• [REQUIREMENT]: Go over the material below and report every line that contains the word "Windows".

• [DATA FOR ANALYSIS]:

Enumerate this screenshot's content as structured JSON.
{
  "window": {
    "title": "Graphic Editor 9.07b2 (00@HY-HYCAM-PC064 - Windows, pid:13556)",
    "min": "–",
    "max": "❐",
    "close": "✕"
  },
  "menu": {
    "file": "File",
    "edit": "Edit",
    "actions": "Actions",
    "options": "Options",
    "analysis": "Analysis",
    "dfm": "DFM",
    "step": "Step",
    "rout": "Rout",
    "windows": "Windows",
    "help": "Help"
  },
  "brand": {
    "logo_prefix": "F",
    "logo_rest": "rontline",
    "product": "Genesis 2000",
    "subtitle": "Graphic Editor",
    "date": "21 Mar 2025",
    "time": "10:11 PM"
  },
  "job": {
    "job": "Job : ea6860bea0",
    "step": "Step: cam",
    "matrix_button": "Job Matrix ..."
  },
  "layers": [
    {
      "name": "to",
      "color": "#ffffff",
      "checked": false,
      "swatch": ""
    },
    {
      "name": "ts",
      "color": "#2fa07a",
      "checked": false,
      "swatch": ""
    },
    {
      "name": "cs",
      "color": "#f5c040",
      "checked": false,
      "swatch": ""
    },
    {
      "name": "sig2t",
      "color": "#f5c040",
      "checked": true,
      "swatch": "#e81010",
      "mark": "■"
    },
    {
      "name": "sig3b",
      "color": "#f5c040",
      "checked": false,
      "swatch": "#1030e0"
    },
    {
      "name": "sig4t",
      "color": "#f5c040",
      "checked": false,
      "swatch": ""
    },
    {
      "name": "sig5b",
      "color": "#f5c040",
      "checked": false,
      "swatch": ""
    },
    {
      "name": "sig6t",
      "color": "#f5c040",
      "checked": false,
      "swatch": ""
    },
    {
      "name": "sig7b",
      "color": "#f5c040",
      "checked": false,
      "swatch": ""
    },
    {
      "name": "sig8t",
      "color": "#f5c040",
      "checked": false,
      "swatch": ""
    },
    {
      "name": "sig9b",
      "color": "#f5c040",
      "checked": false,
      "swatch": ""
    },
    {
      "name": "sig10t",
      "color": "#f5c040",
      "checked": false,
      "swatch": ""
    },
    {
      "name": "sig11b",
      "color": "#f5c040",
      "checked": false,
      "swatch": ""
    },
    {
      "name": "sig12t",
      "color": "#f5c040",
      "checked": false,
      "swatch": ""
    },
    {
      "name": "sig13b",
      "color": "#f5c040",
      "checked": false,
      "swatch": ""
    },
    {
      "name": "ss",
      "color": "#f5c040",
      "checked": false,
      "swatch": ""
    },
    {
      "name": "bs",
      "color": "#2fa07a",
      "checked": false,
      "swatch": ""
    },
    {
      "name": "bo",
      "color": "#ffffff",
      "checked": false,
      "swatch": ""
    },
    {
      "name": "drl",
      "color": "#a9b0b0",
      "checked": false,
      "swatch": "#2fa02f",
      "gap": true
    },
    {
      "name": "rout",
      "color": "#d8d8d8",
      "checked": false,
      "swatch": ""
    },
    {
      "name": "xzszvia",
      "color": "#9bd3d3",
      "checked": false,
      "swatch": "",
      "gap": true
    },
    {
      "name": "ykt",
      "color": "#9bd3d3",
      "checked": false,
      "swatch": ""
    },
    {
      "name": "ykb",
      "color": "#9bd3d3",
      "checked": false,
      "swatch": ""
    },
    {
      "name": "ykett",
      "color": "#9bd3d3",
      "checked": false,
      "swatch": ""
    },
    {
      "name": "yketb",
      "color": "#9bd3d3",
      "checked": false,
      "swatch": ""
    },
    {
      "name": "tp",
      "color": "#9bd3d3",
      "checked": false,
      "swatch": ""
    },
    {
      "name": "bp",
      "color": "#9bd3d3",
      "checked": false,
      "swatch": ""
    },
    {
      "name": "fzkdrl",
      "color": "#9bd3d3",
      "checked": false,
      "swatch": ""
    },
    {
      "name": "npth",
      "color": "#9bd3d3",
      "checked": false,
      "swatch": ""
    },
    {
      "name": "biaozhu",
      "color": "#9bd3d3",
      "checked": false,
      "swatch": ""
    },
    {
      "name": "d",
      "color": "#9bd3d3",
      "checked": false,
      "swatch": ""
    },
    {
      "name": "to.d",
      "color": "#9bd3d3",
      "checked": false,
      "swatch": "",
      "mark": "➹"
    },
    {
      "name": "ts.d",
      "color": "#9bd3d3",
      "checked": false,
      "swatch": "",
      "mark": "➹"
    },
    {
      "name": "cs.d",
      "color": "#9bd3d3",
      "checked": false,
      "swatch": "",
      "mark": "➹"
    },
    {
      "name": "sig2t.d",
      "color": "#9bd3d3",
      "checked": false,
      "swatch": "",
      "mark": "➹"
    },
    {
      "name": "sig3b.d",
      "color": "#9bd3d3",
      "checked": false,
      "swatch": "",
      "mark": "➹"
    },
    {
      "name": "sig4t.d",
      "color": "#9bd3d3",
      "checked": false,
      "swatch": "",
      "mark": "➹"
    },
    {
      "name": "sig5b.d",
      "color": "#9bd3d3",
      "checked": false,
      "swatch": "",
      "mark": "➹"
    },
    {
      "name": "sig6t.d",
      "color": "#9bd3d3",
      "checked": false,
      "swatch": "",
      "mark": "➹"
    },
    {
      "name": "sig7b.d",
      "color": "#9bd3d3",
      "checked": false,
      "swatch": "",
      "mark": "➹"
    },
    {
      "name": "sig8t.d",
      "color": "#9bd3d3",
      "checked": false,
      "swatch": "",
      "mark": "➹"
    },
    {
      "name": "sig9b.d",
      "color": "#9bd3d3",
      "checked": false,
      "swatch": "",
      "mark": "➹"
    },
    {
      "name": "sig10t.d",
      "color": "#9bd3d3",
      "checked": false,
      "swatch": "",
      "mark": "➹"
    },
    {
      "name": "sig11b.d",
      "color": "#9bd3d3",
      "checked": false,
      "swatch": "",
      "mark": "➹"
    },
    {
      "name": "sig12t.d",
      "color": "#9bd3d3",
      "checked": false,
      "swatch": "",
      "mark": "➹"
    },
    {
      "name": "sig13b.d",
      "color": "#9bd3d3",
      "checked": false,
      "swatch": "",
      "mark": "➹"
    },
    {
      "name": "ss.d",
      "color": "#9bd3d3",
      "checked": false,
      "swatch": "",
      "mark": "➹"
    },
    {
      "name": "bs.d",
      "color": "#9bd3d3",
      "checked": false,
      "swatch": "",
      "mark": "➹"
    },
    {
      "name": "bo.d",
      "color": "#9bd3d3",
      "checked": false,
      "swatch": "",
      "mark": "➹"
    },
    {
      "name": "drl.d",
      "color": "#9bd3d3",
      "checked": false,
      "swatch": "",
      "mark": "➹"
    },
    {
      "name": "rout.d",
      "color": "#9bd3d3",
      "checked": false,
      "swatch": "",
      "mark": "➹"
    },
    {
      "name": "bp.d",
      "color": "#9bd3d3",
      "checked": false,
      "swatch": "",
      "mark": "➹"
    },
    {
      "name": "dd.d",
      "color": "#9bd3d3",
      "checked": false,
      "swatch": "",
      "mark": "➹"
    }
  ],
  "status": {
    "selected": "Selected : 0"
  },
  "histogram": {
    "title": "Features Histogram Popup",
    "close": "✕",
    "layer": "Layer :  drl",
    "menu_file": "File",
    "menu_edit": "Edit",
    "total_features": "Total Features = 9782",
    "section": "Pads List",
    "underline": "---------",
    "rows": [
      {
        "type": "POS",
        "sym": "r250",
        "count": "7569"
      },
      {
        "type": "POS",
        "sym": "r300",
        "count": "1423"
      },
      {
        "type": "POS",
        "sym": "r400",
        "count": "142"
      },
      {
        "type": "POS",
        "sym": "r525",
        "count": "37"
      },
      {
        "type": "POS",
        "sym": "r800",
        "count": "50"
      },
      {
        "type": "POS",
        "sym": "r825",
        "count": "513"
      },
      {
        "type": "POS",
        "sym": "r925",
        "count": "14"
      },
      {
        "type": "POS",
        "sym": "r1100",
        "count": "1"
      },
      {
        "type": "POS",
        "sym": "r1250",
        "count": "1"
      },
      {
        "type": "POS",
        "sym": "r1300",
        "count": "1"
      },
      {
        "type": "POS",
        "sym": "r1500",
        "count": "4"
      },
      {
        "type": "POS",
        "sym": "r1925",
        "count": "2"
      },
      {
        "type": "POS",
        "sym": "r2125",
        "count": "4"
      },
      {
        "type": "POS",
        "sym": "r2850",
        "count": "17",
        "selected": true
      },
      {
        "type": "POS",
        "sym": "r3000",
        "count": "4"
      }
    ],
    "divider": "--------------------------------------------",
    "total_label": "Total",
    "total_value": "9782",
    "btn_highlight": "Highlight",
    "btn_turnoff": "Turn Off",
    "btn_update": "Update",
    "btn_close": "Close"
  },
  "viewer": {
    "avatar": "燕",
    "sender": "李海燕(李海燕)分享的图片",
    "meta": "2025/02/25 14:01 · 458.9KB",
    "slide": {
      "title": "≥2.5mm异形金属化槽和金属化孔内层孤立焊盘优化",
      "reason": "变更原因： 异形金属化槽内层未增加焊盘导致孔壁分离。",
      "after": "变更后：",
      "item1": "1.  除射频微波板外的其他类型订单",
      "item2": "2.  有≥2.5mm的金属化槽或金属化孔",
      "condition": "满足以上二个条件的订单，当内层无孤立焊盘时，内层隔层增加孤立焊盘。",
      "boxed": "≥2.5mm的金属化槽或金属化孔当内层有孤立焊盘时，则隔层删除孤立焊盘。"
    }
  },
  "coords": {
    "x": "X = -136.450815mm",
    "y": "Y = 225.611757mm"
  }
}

• [REPLY]:
    "title": "Graphic Editor 9.07b2 (00@HY-HYCAM-PC064 - Windows, pid:13556)",
    "windows": "Windows",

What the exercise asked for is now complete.